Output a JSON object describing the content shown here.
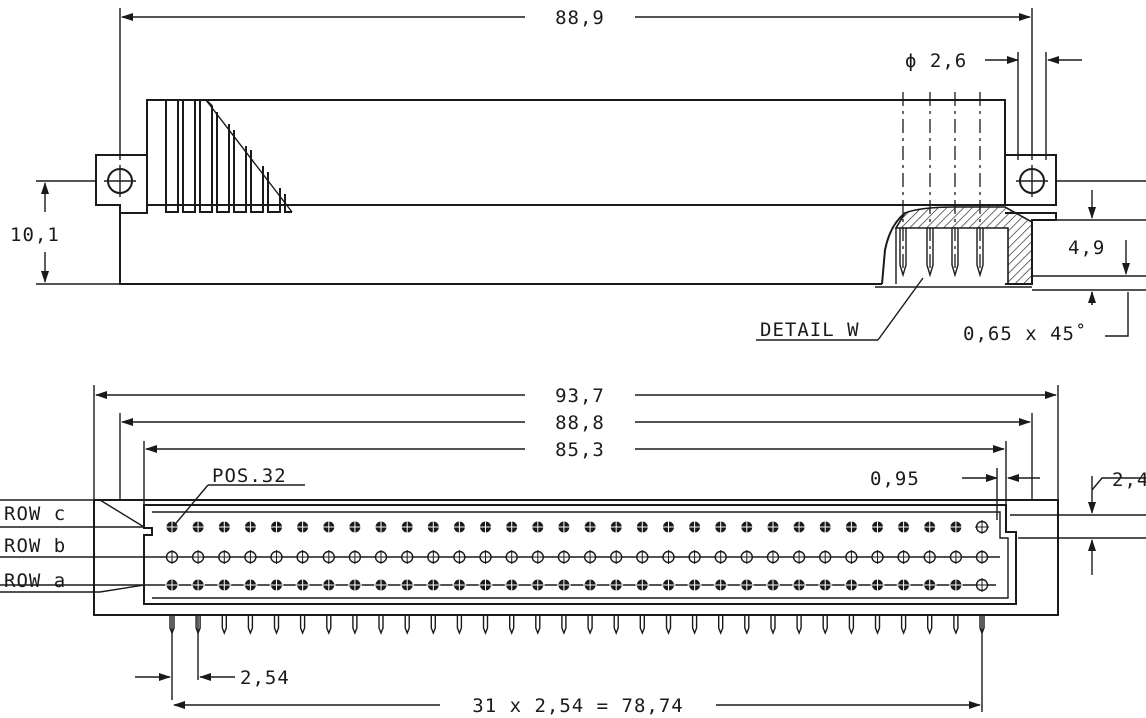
{
  "top_view": {
    "overall_width": "88,9",
    "hole_diameter": "ϕ  2,6",
    "height": "10,1",
    "detail_height": "4,9",
    "chamfer": "0,65  x  45˚",
    "detail_label": "DETAIL  W"
  },
  "front_view": {
    "width_outer": "93,7",
    "width_mid": "88,8",
    "width_inner": "85,3",
    "pos_label": "POS.32",
    "offset": "0,95",
    "row_pitch": "2,4",
    "row_c": "ROW  c",
    "row_b": "ROW  b",
    "row_a": "ROW  a",
    "pin_pitch": "2,54",
    "total_pitch": "31  x  2,54  =  78,74",
    "pin_count": 32
  }
}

* * *

■ **WRITTEN PROBLEM**: Set down the lines of the records above exactly, apart from the pictures.

■ **COMPLETED TASK**:
Output a JSON object describing the content shown here.
{
  "top_view": {
    "overall_width": "88,9",
    "hole_diameter": "ϕ  2,6",
    "height": "10,1",
    "detail_height": "4,9",
    "chamfer": "0,65  x  45˚",
    "detail_label": "DETAIL  W"
  },
  "front_view": {
    "width_outer": "93,7",
    "width_mid": "88,8",
    "width_inner": "85,3",
    "pos_label": "POS.32",
    "offset": "0,95",
    "row_pitch": "2,4",
    "row_c": "ROW  c",
    "row_b": "ROW  b",
    "row_a": "ROW  a",
    "pin_pitch": "2,54",
    "total_pitch": "31  x  2,54  =  78,74",
    "pin_count": 32
  }
}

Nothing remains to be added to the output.